THE DATA:
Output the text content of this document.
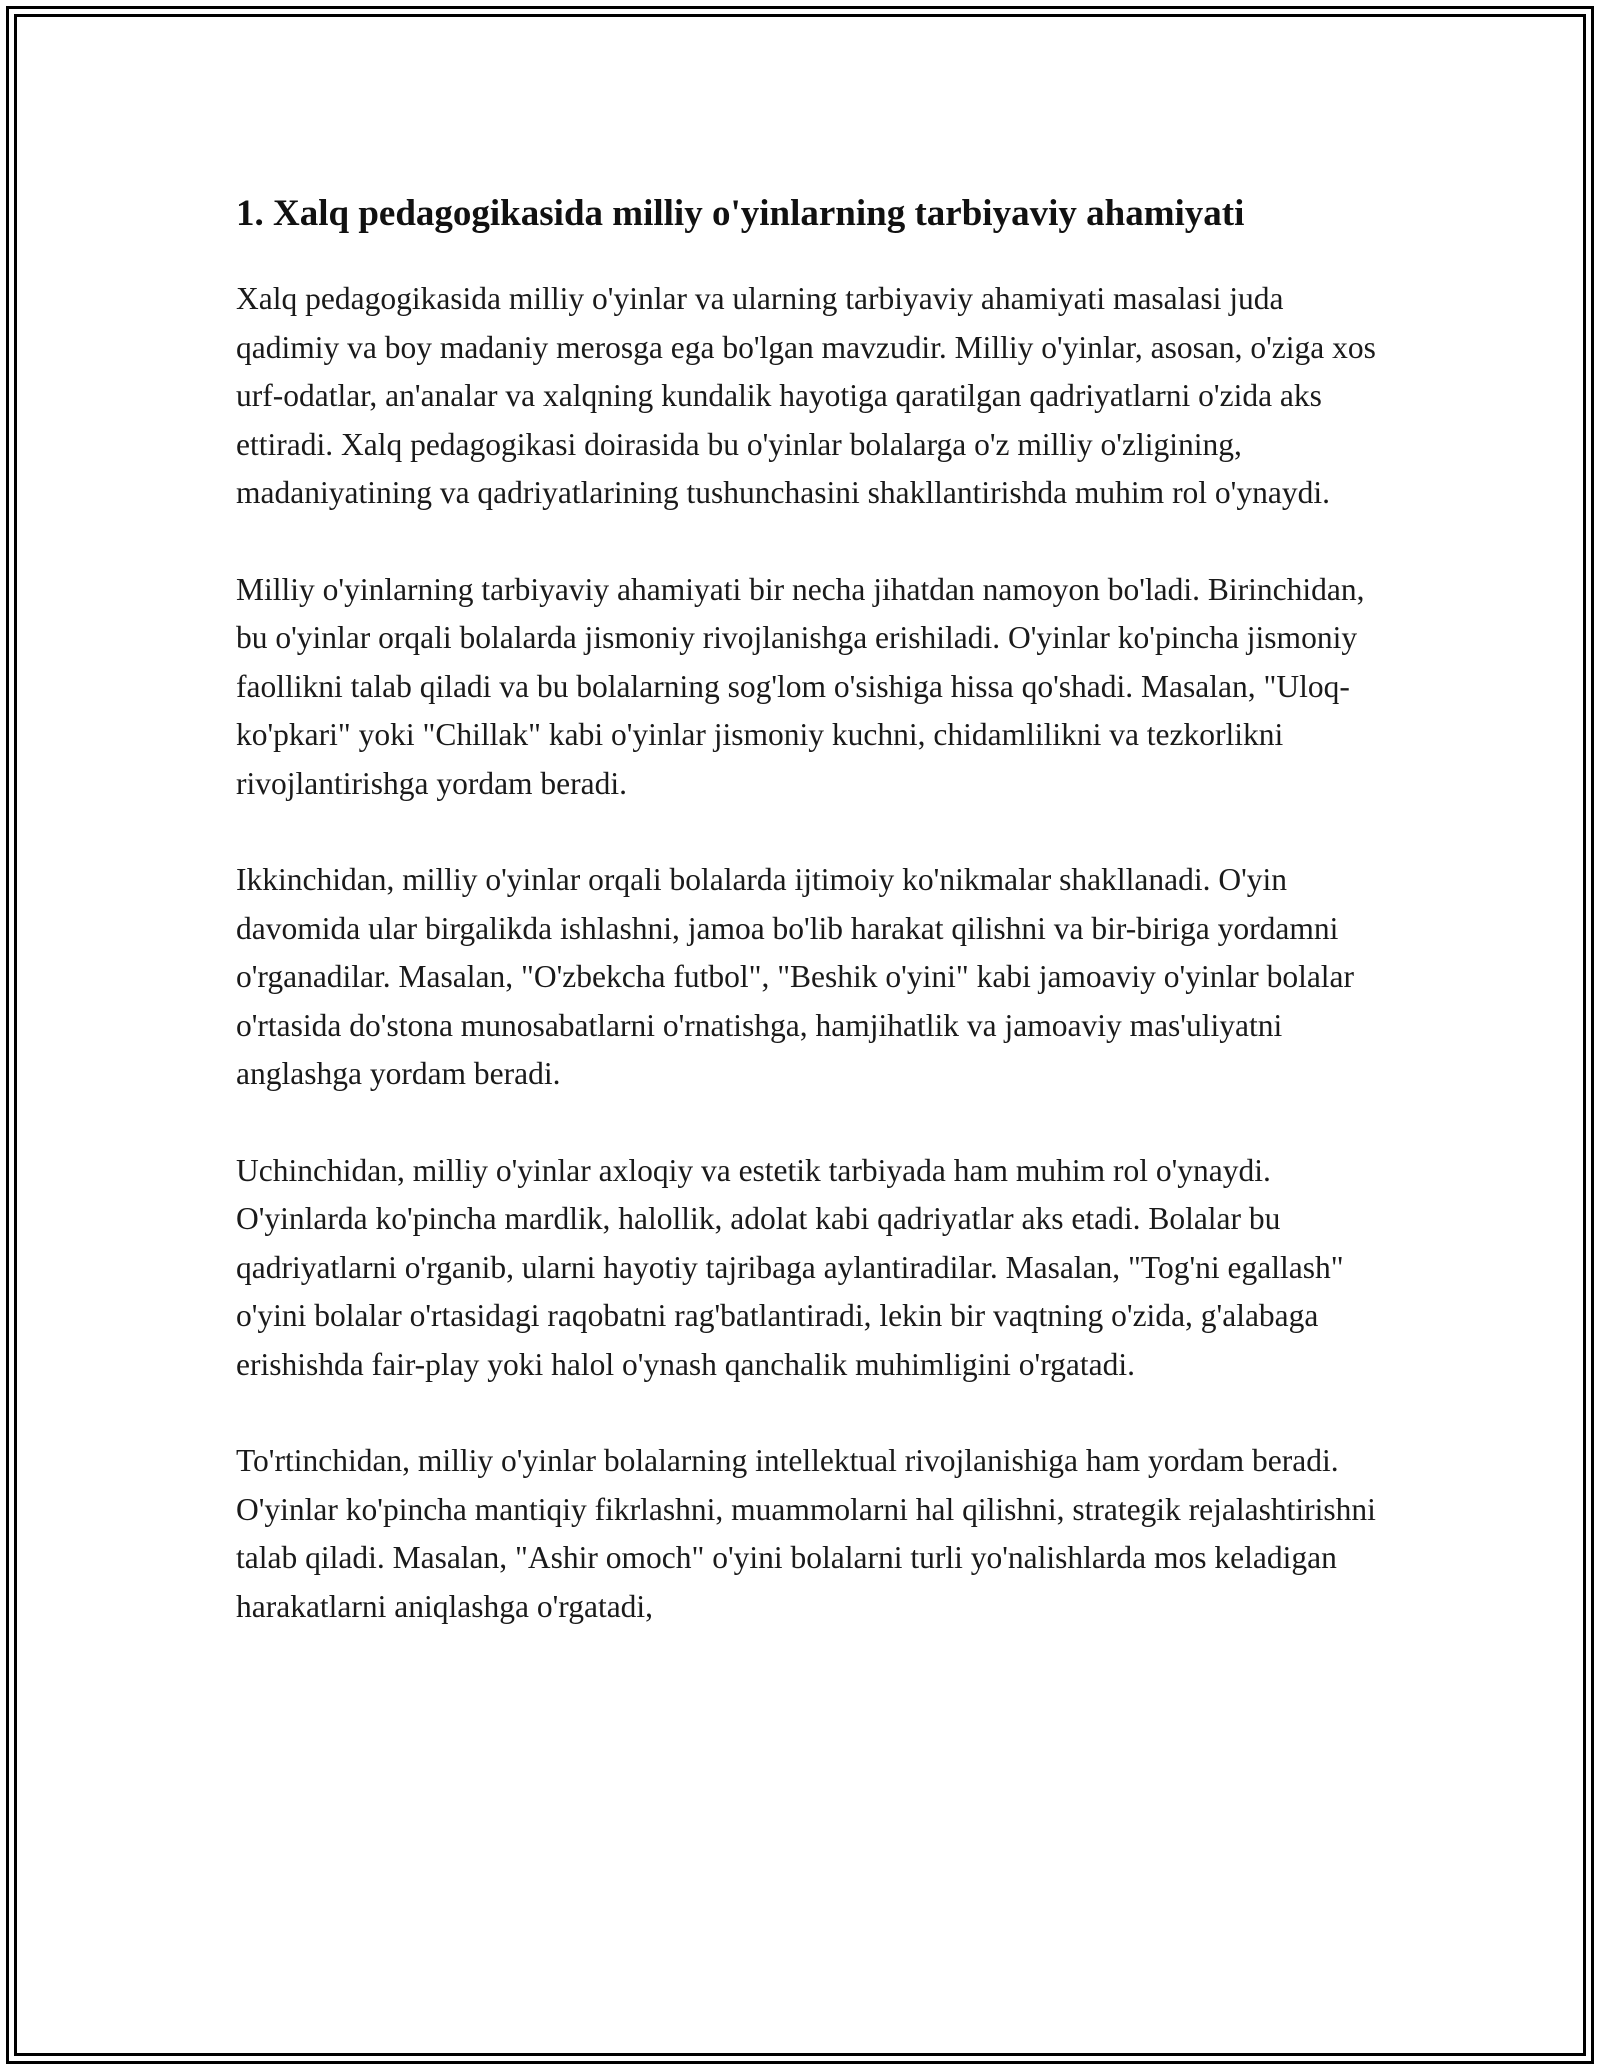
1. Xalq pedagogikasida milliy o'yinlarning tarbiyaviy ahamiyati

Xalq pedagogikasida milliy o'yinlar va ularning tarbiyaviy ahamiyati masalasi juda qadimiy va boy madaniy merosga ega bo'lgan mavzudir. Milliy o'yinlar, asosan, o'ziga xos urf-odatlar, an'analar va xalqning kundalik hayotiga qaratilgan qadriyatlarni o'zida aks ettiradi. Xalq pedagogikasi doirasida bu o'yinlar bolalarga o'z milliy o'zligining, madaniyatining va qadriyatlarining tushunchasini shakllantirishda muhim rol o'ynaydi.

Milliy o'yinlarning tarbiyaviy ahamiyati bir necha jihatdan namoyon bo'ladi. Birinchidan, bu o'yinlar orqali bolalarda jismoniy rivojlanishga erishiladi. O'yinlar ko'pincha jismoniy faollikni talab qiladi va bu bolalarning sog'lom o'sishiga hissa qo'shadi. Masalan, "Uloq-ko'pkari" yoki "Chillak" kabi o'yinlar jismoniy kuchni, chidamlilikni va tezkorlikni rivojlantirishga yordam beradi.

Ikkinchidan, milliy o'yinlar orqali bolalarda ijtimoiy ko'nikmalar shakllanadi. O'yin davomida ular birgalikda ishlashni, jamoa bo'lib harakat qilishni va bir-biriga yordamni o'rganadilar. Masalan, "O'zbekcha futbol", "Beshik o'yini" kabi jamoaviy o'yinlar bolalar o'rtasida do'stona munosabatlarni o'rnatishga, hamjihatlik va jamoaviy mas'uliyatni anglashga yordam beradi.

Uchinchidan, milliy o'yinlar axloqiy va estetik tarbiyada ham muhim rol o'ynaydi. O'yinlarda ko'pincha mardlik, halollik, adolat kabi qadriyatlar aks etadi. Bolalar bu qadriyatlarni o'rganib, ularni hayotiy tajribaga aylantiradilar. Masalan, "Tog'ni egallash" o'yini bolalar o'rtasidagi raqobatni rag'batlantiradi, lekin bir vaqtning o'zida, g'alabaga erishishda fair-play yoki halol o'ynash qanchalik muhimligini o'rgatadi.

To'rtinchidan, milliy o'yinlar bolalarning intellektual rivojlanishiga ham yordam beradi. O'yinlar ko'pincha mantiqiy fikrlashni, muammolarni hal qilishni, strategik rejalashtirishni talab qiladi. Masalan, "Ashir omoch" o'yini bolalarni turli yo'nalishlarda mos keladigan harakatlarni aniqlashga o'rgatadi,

WHAT YOU SHOULD DO:
Look for lines containing the string "pedagogikasida" and copy them all.

SOLUTION TO THIS PROBLEM:
1. Xalq pedagogikasida milliy o'yinlarning tarbiyaviy ahamiyati
Xalq pedagogikasida milliy o'yinlar va ularning tarbiyaviy ahamiyati masalasi juda qadimiy va boy madaniy merosga ega bo'lgan mavzudir. Milliy o'yinlar, asosan, o'ziga xos urf-odatlar, an'analar va xalqning kundalik hayotiga qaratilgan qadriyatlarni o'zida aks ettiradi. Xalq pedagogikasi doirasida bu o'yinlar bolalarga o'z milliy o'zligining, madaniyatining va qadriyatlarining tushunchasini shakllantirishda muhim rol o'ynaydi.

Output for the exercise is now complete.